[Records for the task]
========================================================================

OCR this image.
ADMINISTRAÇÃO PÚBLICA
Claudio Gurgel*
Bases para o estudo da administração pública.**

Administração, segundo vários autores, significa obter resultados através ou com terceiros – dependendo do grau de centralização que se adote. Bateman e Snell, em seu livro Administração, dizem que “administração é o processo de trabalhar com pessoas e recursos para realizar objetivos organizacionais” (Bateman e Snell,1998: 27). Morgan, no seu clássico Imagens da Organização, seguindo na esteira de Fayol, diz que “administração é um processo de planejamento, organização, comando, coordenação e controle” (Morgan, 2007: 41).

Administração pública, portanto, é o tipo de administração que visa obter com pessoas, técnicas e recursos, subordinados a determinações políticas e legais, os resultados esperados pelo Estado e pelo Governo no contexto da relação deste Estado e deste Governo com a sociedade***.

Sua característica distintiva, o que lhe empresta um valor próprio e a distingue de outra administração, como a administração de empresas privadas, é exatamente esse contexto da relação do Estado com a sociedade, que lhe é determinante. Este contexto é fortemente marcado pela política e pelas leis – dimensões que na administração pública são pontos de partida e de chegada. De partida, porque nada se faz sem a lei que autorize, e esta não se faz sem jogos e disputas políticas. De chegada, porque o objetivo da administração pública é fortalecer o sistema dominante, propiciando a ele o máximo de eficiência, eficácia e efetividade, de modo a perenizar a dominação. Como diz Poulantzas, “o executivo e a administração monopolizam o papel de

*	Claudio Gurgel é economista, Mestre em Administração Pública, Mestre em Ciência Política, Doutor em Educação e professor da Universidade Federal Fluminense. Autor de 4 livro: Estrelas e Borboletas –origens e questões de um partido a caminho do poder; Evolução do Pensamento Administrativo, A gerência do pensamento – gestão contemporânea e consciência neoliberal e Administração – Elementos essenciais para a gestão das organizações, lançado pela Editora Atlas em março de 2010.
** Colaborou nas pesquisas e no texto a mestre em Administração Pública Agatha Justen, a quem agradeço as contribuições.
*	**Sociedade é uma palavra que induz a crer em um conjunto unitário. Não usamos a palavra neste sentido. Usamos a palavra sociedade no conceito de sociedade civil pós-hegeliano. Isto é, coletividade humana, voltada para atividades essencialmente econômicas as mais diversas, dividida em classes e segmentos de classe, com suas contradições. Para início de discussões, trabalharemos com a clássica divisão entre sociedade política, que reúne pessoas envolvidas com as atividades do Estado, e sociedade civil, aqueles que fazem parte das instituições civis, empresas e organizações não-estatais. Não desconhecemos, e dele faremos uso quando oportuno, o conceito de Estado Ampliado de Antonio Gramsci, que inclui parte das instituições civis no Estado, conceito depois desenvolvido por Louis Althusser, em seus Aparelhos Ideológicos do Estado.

========================================================================

[Instruction] Look through the material above. Copy each line where the word "recursos" appears.

[Finished answer]
Administração, segundo vários autores, significa obter resultados através ou com terceiros – dependendo do grau de centralização que se adote. Bateman e Snell, em seu livro Administração, dizem que “administração é o processo de trabalhar com pessoas e recursos para realizar objetivos organizacionais” (Bateman e Snell,1998: 27). Morgan, no seu clássico Imagens da Organização, seguindo na esteira de Fayol, diz que “administração é um processo de planejamento, organização, comando, coordenação e controle” (Morgan, 2007: 41).
Administração pública, portanto, é o tipo de administração que visa obter com pessoas, técnicas e recursos, subordinados a determinações políticas e legais, os resultados esperados pelo Estado e pelo Governo no contexto da relação deste Estado e deste Governo com a sociedade***.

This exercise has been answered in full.